» Given problem
List all the lines in these records that hold "text".

» Material for this task
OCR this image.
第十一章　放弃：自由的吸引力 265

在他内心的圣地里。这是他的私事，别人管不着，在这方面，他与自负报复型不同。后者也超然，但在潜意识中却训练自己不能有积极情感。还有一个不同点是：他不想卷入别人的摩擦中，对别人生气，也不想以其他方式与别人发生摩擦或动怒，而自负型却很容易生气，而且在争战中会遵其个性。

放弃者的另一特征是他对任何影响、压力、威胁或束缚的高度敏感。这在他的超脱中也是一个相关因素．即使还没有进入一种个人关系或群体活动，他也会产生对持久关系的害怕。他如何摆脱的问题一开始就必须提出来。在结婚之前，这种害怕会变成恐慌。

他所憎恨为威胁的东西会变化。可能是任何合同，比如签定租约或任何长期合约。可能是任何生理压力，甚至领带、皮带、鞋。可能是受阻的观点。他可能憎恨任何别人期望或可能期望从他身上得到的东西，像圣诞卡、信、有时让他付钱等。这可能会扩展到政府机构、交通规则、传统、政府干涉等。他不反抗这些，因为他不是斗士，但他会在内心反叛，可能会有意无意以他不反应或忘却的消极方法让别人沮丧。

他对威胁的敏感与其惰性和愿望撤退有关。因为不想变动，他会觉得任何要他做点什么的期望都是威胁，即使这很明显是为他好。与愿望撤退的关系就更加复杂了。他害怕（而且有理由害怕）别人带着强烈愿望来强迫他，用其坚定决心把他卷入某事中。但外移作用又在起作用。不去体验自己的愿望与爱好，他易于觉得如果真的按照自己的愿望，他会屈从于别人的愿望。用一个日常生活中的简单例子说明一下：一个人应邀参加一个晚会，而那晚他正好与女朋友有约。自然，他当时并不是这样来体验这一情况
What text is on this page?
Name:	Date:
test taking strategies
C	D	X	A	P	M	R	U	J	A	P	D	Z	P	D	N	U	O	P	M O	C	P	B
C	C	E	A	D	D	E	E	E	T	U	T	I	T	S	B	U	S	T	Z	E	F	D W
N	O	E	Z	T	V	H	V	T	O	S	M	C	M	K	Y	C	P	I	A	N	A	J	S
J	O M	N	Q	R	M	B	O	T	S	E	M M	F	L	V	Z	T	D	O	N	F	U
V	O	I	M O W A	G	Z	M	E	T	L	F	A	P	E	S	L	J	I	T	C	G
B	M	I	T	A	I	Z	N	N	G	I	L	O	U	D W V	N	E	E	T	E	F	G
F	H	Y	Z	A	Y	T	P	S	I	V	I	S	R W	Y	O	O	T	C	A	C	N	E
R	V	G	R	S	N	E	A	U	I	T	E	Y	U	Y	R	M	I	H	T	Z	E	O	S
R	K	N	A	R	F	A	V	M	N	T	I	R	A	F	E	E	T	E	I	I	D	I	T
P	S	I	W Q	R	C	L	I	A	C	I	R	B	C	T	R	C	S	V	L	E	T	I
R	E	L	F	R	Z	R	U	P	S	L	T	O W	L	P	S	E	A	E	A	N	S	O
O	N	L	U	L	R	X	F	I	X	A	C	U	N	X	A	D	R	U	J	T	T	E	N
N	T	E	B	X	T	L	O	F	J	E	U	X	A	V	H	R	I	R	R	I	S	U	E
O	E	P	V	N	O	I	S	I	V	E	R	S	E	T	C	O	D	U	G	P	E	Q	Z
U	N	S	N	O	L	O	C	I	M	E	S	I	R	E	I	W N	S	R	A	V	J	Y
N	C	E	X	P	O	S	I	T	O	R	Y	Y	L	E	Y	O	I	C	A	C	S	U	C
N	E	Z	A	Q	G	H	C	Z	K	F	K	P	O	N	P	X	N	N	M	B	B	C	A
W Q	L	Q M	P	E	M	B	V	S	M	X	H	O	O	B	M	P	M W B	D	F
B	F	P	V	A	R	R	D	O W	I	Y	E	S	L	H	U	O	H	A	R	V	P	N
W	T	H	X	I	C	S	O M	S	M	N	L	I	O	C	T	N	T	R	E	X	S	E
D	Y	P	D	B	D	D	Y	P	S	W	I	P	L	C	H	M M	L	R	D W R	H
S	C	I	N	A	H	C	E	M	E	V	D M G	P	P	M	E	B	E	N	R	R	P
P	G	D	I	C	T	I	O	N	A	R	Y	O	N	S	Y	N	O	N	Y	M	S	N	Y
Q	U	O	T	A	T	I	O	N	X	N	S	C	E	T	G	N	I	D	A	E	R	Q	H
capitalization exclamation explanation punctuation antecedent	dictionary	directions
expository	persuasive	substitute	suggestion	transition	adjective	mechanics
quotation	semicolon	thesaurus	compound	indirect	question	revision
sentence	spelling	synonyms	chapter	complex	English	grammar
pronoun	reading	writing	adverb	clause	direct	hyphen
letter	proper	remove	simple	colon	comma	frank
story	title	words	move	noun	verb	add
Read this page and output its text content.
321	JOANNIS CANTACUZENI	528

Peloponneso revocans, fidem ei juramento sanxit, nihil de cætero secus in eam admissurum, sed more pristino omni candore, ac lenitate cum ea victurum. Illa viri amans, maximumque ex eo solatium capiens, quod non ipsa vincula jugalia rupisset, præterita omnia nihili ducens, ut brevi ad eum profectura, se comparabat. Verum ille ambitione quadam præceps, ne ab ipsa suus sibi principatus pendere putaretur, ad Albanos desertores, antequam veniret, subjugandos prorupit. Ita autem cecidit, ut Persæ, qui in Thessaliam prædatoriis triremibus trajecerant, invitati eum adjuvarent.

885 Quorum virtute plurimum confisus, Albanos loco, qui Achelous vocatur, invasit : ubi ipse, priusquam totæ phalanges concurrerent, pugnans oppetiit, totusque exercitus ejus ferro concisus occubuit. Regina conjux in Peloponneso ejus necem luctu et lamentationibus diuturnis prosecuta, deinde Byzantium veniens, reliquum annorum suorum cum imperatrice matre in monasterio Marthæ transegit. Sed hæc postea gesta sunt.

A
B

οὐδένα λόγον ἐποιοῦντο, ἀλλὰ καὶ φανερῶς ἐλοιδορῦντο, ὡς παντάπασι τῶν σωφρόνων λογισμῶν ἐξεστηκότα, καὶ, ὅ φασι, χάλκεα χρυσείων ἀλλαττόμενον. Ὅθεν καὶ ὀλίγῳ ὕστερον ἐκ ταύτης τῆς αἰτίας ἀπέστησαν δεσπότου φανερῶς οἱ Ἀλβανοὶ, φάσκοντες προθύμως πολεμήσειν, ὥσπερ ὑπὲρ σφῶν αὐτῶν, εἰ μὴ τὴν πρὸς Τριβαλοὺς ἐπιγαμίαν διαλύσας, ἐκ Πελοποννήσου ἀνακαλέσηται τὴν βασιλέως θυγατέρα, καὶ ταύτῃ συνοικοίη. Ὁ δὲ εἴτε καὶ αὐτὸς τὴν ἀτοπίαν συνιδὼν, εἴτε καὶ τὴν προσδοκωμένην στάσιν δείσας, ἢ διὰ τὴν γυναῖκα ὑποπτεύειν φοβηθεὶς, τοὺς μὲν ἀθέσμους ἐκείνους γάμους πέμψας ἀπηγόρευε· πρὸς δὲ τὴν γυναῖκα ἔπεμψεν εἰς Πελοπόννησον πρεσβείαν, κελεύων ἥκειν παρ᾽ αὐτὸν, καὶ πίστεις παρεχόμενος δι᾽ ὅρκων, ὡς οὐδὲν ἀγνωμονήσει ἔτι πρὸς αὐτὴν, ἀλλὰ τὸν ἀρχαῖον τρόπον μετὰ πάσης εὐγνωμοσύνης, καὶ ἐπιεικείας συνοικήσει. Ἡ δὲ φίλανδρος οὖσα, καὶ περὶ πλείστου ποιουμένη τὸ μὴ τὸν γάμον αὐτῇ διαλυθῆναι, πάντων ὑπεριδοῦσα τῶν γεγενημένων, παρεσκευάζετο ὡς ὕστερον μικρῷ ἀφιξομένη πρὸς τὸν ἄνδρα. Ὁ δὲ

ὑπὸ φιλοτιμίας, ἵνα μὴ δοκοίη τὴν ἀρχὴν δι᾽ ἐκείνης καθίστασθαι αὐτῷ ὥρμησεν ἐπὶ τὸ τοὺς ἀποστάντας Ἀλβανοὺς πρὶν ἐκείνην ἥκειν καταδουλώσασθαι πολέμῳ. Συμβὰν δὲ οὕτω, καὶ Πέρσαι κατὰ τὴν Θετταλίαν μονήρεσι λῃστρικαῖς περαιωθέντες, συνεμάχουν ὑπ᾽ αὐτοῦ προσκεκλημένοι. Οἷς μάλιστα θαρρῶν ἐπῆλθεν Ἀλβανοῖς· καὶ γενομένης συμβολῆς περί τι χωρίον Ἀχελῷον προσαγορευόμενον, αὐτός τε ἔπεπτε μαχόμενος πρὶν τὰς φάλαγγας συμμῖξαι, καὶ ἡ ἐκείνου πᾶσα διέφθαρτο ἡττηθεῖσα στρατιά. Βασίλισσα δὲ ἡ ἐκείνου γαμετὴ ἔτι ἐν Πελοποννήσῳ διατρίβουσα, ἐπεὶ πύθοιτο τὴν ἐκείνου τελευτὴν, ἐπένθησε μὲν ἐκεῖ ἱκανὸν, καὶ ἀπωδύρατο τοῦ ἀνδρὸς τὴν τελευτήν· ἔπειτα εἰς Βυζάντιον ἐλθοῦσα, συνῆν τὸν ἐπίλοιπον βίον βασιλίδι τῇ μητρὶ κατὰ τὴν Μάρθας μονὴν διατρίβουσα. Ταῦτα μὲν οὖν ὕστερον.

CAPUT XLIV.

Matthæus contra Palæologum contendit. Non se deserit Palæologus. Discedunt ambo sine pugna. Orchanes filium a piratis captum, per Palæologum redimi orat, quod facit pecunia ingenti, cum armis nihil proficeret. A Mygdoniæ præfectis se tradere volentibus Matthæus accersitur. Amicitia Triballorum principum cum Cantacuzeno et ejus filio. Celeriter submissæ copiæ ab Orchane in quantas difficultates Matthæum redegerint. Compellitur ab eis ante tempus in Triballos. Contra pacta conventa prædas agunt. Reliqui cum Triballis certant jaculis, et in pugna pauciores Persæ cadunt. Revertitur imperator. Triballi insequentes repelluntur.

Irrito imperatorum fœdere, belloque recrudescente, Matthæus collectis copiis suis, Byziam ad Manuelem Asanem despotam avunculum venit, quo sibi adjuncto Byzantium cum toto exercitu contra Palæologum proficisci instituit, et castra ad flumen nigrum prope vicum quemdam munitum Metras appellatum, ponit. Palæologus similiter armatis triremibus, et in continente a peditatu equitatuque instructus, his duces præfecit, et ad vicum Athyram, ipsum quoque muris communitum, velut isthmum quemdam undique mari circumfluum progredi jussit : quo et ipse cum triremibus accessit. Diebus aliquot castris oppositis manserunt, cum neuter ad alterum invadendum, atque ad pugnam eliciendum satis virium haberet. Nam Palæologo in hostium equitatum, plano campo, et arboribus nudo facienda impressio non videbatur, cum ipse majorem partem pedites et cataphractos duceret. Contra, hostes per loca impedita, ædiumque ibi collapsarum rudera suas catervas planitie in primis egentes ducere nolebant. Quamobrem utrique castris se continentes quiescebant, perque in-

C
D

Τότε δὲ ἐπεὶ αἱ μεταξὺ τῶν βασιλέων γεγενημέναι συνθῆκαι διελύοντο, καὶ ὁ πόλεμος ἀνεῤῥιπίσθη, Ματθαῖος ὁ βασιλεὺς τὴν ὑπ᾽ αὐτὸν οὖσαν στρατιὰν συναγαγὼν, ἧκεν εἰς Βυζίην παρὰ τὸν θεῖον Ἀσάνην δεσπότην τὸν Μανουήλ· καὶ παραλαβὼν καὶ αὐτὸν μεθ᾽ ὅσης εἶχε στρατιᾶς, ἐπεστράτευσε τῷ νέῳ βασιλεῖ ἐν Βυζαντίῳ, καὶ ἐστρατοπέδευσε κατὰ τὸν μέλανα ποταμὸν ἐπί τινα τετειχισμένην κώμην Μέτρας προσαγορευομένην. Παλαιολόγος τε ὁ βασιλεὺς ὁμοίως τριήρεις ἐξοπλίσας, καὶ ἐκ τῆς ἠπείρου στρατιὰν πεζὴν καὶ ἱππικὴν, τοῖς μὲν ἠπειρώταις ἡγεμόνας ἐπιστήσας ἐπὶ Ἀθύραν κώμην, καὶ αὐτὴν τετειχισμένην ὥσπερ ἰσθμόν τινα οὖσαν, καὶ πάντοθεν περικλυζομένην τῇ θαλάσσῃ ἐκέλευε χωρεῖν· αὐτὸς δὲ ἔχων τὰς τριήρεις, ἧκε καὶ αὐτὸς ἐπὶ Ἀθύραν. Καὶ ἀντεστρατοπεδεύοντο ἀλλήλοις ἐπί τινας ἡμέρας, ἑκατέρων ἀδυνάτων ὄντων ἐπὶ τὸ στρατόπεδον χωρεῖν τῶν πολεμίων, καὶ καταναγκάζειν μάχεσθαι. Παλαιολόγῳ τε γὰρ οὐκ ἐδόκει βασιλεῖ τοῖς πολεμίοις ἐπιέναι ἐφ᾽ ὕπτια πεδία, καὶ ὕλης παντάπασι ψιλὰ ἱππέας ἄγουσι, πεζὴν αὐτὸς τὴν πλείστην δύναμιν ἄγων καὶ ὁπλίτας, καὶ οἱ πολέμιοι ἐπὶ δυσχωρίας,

» Output below
What text is on this page?
Read this page and output its text content.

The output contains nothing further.